What you have to do:
Where the string "Заброденская" occurs in the material below, report the whole line.

▬▬▬

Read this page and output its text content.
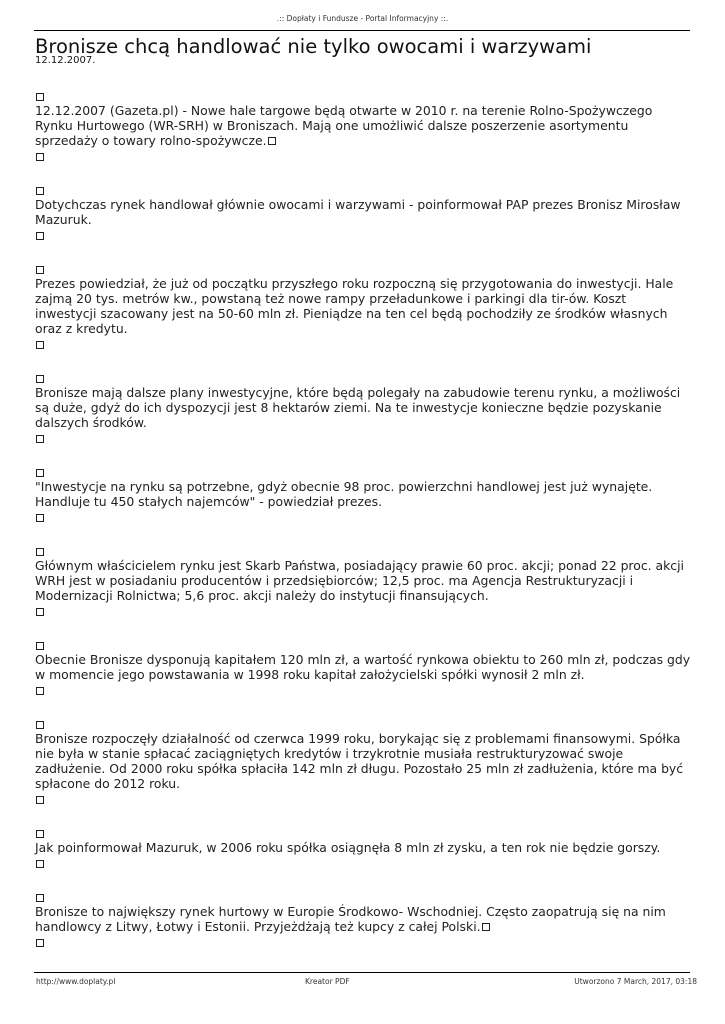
.:: Dopłaty i Fundusze - Portal Informacyjny ::.
Bronisze chcą handlować nie tylko owocami i warzywami
12.12.2007.
12.12.2007 (Gazeta.pl) - Nowe hale targowe będą otwarte w 2010 r. na terenie Rolno-Spożywczego
Rynku Hurtowego (WR-SRH) w Broniszach. Mają one umożliwić dalsze poszerzenie asortymentu
sprzedaży o towary rolno-spożywcze.
Dotychczas rynek handlował głównie owocami i warzywami - poinformował PAP prezes Bronisz Mirosław
Mazuruk.
Prezes powiedział, że już od początku przyszłego roku rozpoczną się przygotowania do inwestycji. Hale
zajmą 20 tys. metrów kw., powstaną też nowe rampy przeładunkowe i parkingi dla tir-ów. Koszt
inwestycji szacowany jest na 50-60 mln zł. Pieniądze na ten cel będą pochodziły ze środków własnych
oraz z kredytu.
Bronisze mają dalsze plany inwestycyjne, które będą polegały na zabudowie terenu rynku, a możliwości
są duże, gdyż do ich dyspozycji jest 8 hektarów ziemi. Na te inwestycje konieczne będzie pozyskanie
dalszych środków.
"Inwestycje na rynku są potrzebne, gdyż obecnie 98 proc. powierzchni handlowej jest już wynajęte.
Handluje tu 450 stałych najemców" - powiedział prezes.
Głównym właścicielem rynku jest Skarb Państwa, posiadający prawie 60 proc. akcji; ponad 22 proc. akcji
WRH jest w posiadaniu producentów i przedsiębiorców; 12,5 proc. ma Agencja Restrukturyzacji i
Modernizacji Rolnictwa; 5,6 proc. akcji należy do instytucji finansujących.
Obecnie Bronisze dysponują kapitałem 120 mln zł, a wartość rynkowa obiektu to 260 mln zł, podczas gdy
w momencie jego powstawania w 1998 roku kapitał założycielski spółki wynosił 2 mln zł.
Bronisze rozpoczęły działalność od czerwca 1999 roku, borykając się z problemami finansowymi. Spółka
nie była w stanie spłacać zaciągniętych kredytów i trzykrotnie musiała restrukturyzować swoje
zadłużenie. Od 2000 roku spółka spłaciła 142 mln zł długu. Pozostało 25 mln zł zadłużenia, które ma być
spłacone do 2012 roku.
Jak poinformował Mazuruk, w 2006 roku spółka osiągnęła 8 mln zł zysku, a ten rok nie będzie gorszy.
Bronisze to największy rynek hurtowy w Europie Środkowo- Wschodniej. Często zaopatrują się na nim
handlowcy z Litwy, Łotwy i Estonii. Przyjeżdżają też kupcy z całej Polski.
http://www.doplaty.pl	Kreator PDF	Utworzono 7 March, 2017, 03:18
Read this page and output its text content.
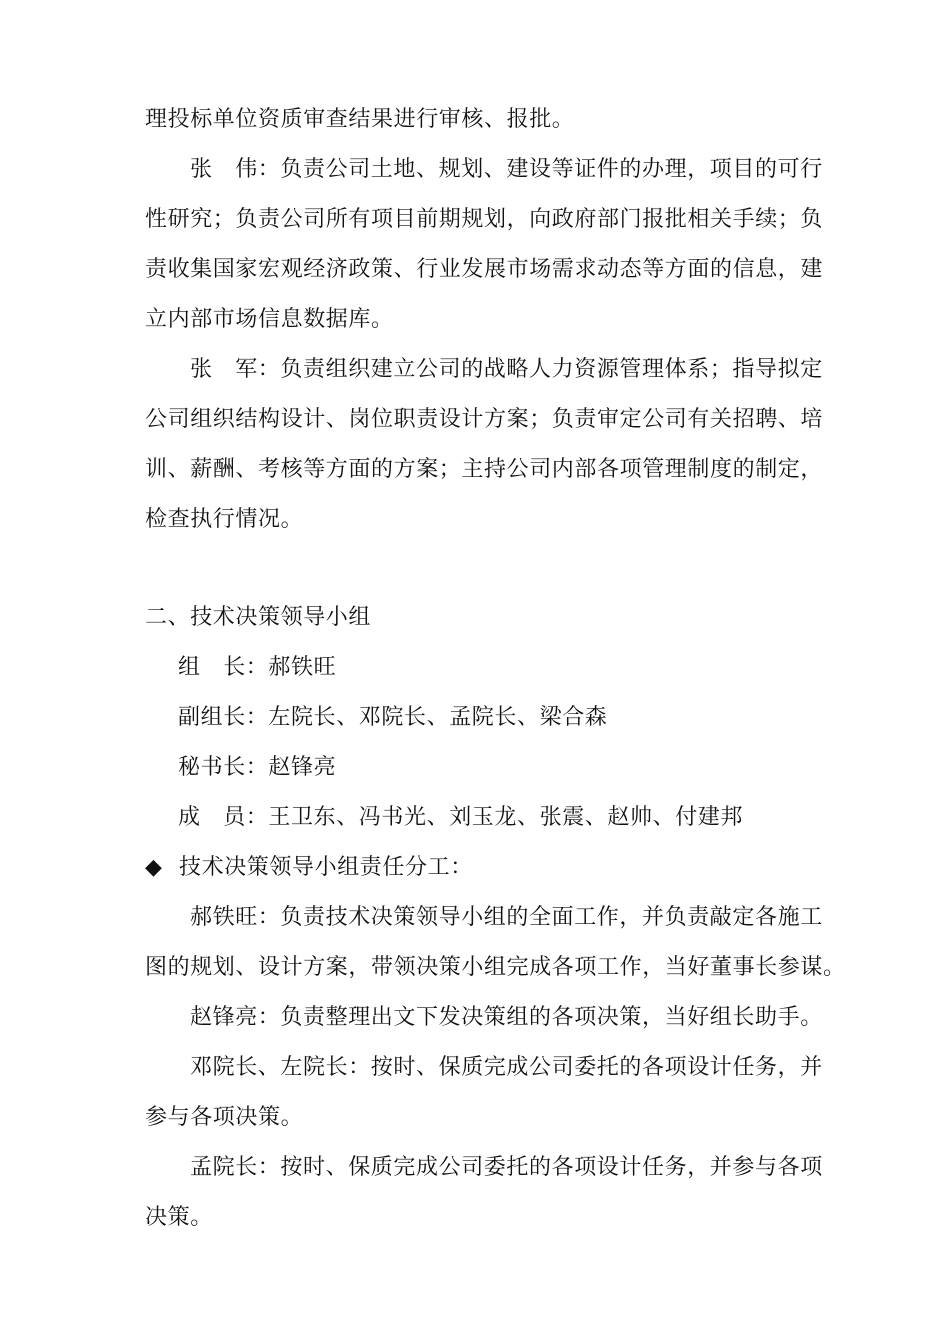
理投标单位资质审查结果进行审核、报批。
张　伟：负责公司土地、规划、建设等证件的办理，项目的可行
性研究；负责公司所有项目前期规划，向政府部门报批相关手续；负
责收集国家宏观经济政策、行业发展市场需求动态等方面的信息，建
立内部市场信息数据库。
张　军：负责组织建立公司的战略人力资源管理体系；指导拟定
公司组织结构设计、岗位职责设计方案；负责审定公司有关招聘、培
训、薪酬、考核等方面的方案；主持公司内部各项管理制度的制定，
检查执行情况。
二、技术决策领导小组
组　长：郝铁旺
副组长：左院长、邓院长、孟院长、梁合森
秘书长：赵锋亮
成　员：王卫东、冯书光、刘玉龙、张震、赵帅、付建邦
◆ 技术决策领导小组责任分工：
郝铁旺：负责技术决策领导小组的全面工作，并负责敲定各施工
图的规划、设计方案，带领决策小组完成各项工作，当好董事长参谋。
赵锋亮：负责整理出文下发决策组的各项决策，当好组长助手。
邓院长、左院长：按时、保质完成公司委托的各项设计任务，并
参与各项决策。
孟院长：按时、保质完成公司委托的各项设计任务，并参与各项
决策。
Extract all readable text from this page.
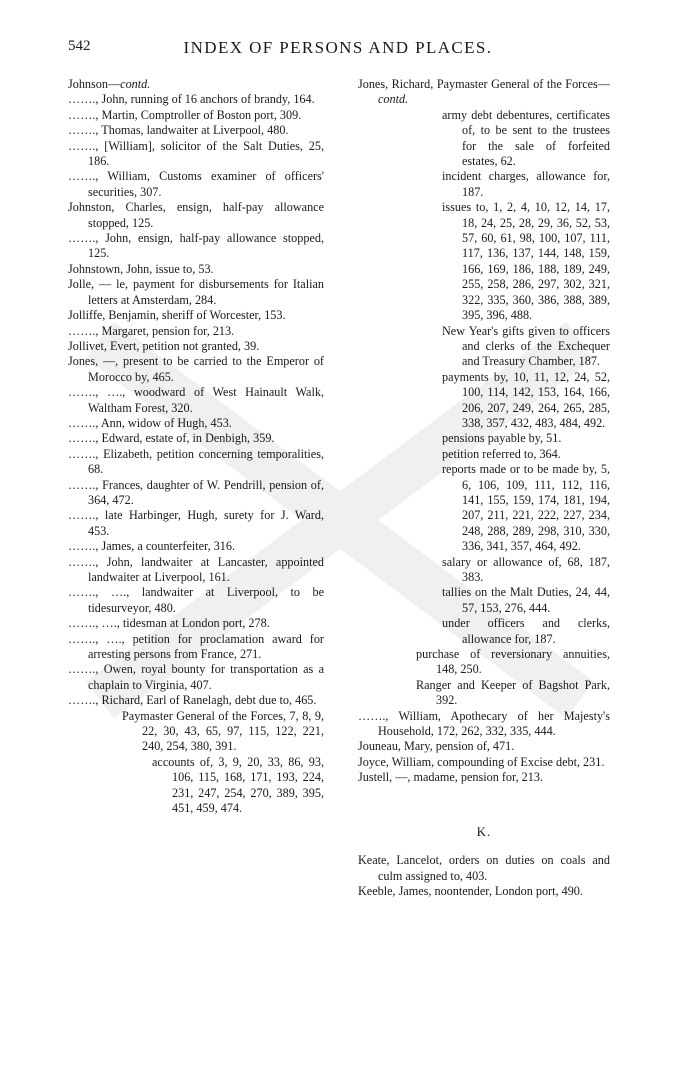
542	INDEX OF PERSONS AND PLACES.
Johnson—contd.
……., John, running of 16 anchors of brandy, 164.
……., Martin, Comptroller of Boston port, 309.
……., Thomas, landwaiter at Liverpool, 480.
……., [William], solicitor of the Salt Duties, 25, 186.
……., William, Customs examiner of officers' securities, 307.
Johnston, Charles, ensign, half-pay allowance stopped, 125.
……., John, ensign, half-pay allowance stopped, 125.
Johnstown, John, issue to, 53.
Jolle, — le, payment for disbursements for Italian letters at Amsterdam, 284.
Jolliffe, Benjamin, sheriff of Worcester, 153.
……., Margaret, pension for, 213.
Jollivet, Evert, petition not granted, 39.
Jones, —, present to be carried to the Emperor of Morocco by, 465.
……., …., woodward of West Hainault Walk, Waltham Forest, 320.
……., Ann, widow of Hugh, 453.
……., Edward, estate of, in Denbigh, 359.
……., Elizabeth, petition concerning temporalities, 68.
……., Frances, daughter of W. Pendrill, pension of, 364, 472.
……., late Harbinger, Hugh, surety for J. Ward, 453.
……., James, a counterfeiter, 316.
……., John, landwaiter at Lancaster, appointed landwaiter at Liverpool, 161.
……., …., landwaiter at Liverpool, to be tidesurveyor, 480.
……., …., tidesman at London port, 278.
……., …., petition for proclamation award for arresting persons from France, 271.
……., Owen, royal bounty for transportation as a chaplain to Virginia, 407.
……., Richard, Earl of Ranelagh, debt due to, 465.
Paymaster General of the Forces, 7, 8, 9, 22, 30, 43, 65, 97, 115, 122, 221, 240, 254, 380, 391.
accounts of, 3, 9, 20, 33, 86, 93, 106, 115, 168, 171, 193, 224, 231, 247, 254, 270, 389, 395, 451, 459, 474.
Jones, Richard, Paymaster General of the Forces—contd.
army debt debentures, certificates of, to be sent to the trustees for the sale of forfeited estates, 62.
incident charges, allowance for, 187.
issues to, 1, 2, 4, 10, 12, 14, 17, 18, 24, 25, 28, 29, 36, 52, 53, 57, 60, 61, 98, 100, 107, 111, 117, 136, 137, 144, 148, 159, 166, 169, 186, 188, 189, 249, 255, 258, 286, 297, 302, 321, 322, 335, 360, 386, 388, 389, 395, 396, 488.
New Year's gifts given to officers and clerks of the Exchequer and Treasury Chamber, 187.
payments by, 10, 11, 12, 24, 52, 100, 114, 142, 153, 164, 166, 206, 207, 249, 264, 265, 285, 338, 357, 432, 483, 484, 492.
pensions payable by, 51.
petition referred to, 364.
reports made or to be made by, 5, 6, 106, 109, 111, 112, 116, 141, 155, 159, 174, 181, 194, 207, 211, 221, 222, 227, 234, 248, 288, 289, 298, 310, 330, 336, 341, 357, 464, 492.
salary or allowance of, 68, 187, 383.
tallies on the Malt Duties, 24, 44, 57, 153, 276, 444.
under officers and clerks, allowance for, 187.
purchase of reversionary annuities, 148, 250.
Ranger and Keeper of Bagshot Park, 392.
……., William, Apothecary of her Majesty's Household, 172, 262, 332, 335, 444.
Jouneau, Mary, pension of, 471.
Joyce, William, compounding of Excise debt, 231.
Justell, —, madame, pension for, 213.
K.
Keate, Lancelot, orders on duties on coals and culm assigned to, 403.
Keeble, James, noontender, London port, 490.
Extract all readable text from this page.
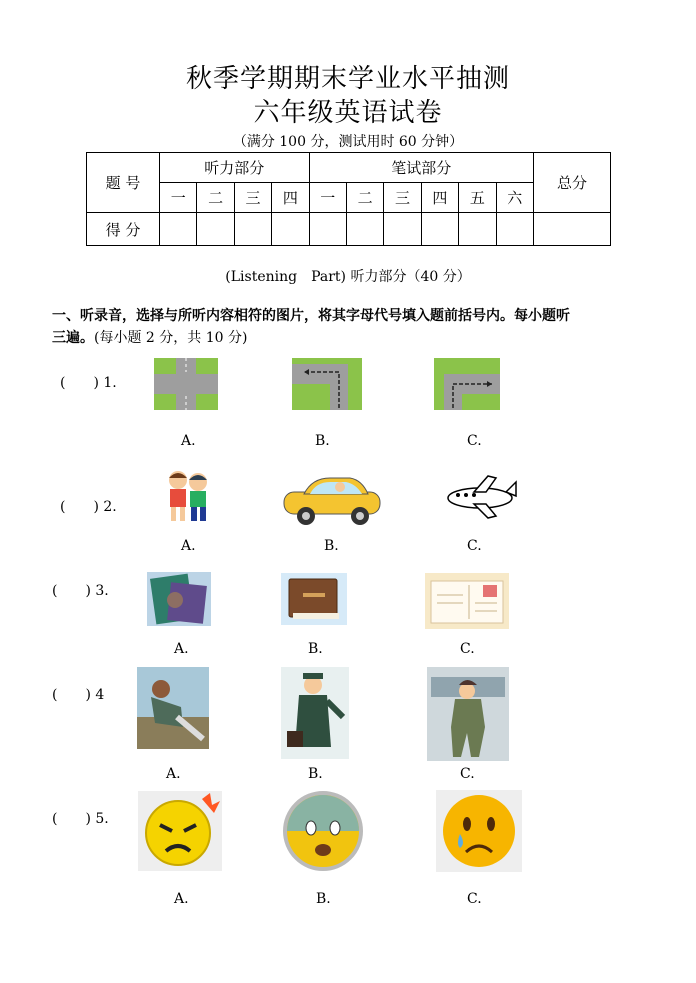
秋季学期期末学业水平抽测
六年级英语试卷
（满分 100 分，测试用时 60 分钟）
题 号	听力部分				笔试部分						总分
	一	二	三	四	一	二	三	四	五	六	
得 分											
(Listening　Part) 听力部分（40 分）
一、听录音，选择与所听内容相符的图片，将其字母代号填入题前括号内。每小题听
三遍。(每小题 2 分，共 10 分)
(　　) 1.
A.	B.	C.
(　　) 2.
A.	B.	C.
(　　) 3.
A.	B.	C.
(　　) 4
A.	B.	C.
(　　) 5.
A.	B.	C.
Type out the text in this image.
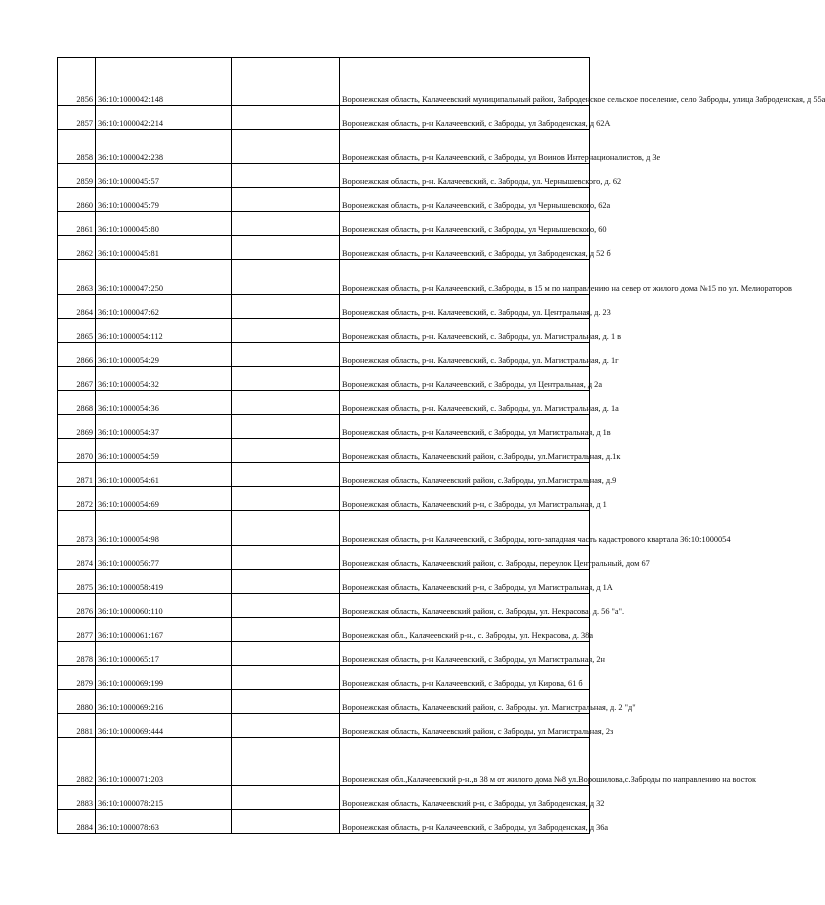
2856	36:10:1000042:148		Воронежская область, Калачеевский муниципальный район, Заброденское сельское поселение, село Заброды, улица Заброденская, д 55а
2857	36:10:1000042:214		Воронежская область, р-н Калачеевский, с Заброды, ул Заброденская, д 62А
2858	36:10:1000042:238		Воронежская область, р-н Калачеевский, с Заброды, ул Воинов Интернационалистов, д 3е
2859	36:10:1000045:57		Воронежская область, р-н. Калачеевский, с. Заброды, ул. Чернышевского, д. 62
2860	36:10:1000045:79		Воронежская область, р-н Калачеевский, с Заброды, ул Чернышевского, 62а
2861	36:10:1000045:80		Воронежская область, р-н Калачеевский, с Заброды, ул Чернышевского, 60
2862	36:10:1000045:81		Воронежская область, р-н Калачеевский, с Заброды, ул Заброденская, д 52 б
2863	36:10:1000047:250		Воронежская область, р-н Калачеевский, с.Заброды, в 15 м по направлению на север от жилого дома №15 по ул. Мелиораторов
2864	36:10:1000047:62		Воронежская область, р-н. Калачеевский, с. Заброды, ул. Центральная, д. 23
2865	36:10:1000054:112		Воронежская область, р-н. Калачеевский, с. Заброды, ул. Магистральная, д. 1 в
2866	36:10:1000054:29		Воронежская область, р-н. Калачеевский, с. Заброды, ул. Магистральная, д. 1г
2867	36:10:1000054:32		Воронежская область, р-н Калачеевский, с Заброды, ул Центральная, д 2а
2868	36:10:1000054:36		Воронежская область, р-н. Калачеевский, с. Заброды, ул. Магистральная, д. 1а
2869	36:10:1000054:37		Воронежская область, р-н Калачеевский, с Заброды, ул Магистральная, д 1в
2870	36:10:1000054:59		Воронежская область, Калачеевский район, с.Заброды, ул.Магистральная, д.1к
2871	36:10:1000054:61		Воронежская область, Калачеевский район, с.Заброды, ул.Магистральная, д.9
2872	36:10:1000054:69		Воронежская область, Калачеевский р-н, с Заброды, ул Магистральная, д 1
2873	36:10:1000054:98		Воронежская область, р-н Калачеевский, с Заброды, юго-западная часть кадастрового квартала 36:10:1000054
2874	36:10:1000056:77		Воронежская область, Калачеевский район, с. Заброды, переулок Центральный, дом 67
2875	36:10:1000058:419		Воронежская область, Калачеевский р-н, с Заброды, ул Магистральная, д 1А
2876	36:10:1000060:110		Воронежская область, Калачеевский район, с. Заброды, ул. Некрасова, д. 56 "а".
2877	36:10:1000061:167		Воронежская обл., Калачеевский р-н., с. Заброды, ул. Некрасова, д. 38а
2878	36:10:1000065:17		Воронежская область, р-н Калачеевский, с Заброды, ул Магистральная, 2н
2879	36:10:1000069:199		Воронежская область, р-н Калачеевский, с Заброды, ул Кирова, 61 б
2880	36:10:1000069:216		Воронежская область, Калачеевский район, с. Заброды. ул. Магистральная, д. 2 "д"
2881	36:10:1000069:444		Воронежская область, Калачеевский район, с Заброды, ул Магистральная, 2з
2882	36:10:1000071:203		Воронежская обл.,Калачеевский р-н.,в 38 м от жилого дома №8 ул.Ворошилова,с.Заброды по направлению на восток
2883	36:10:1000078:215		Воронежская область, Калачеевский р-н, с Заброды, ул Заброденская, д 32
2884	36:10:1000078:63		Воронежская область, р-н Калачеевский, с Заброды, ул Заброденская, д 36а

▬▬▬

Response to the exercise:
2856	36:10:1000042:148		Воронежская область, Калачеевский муниципальный район, Заброденское сельское поселение, село Заброды, улица Заброденская, д 55а
2857	36:10:1000042:214		Воронежская область, р-н Калачеевский, с Заброды, ул Заброденская, д 62А
2862	36:10:1000045:81		Воронежская область, р-н Калачеевский, с Заброды, ул Заброденская, д 52 б
2883	36:10:1000078:215		Воронежская область, Калачеевский р-н, с Заброды, ул Заброденская, д 32
2884	36:10:1000078:63		Воронежская область, р-н Калачеевский, с Заброды, ул Заброденская, д 36а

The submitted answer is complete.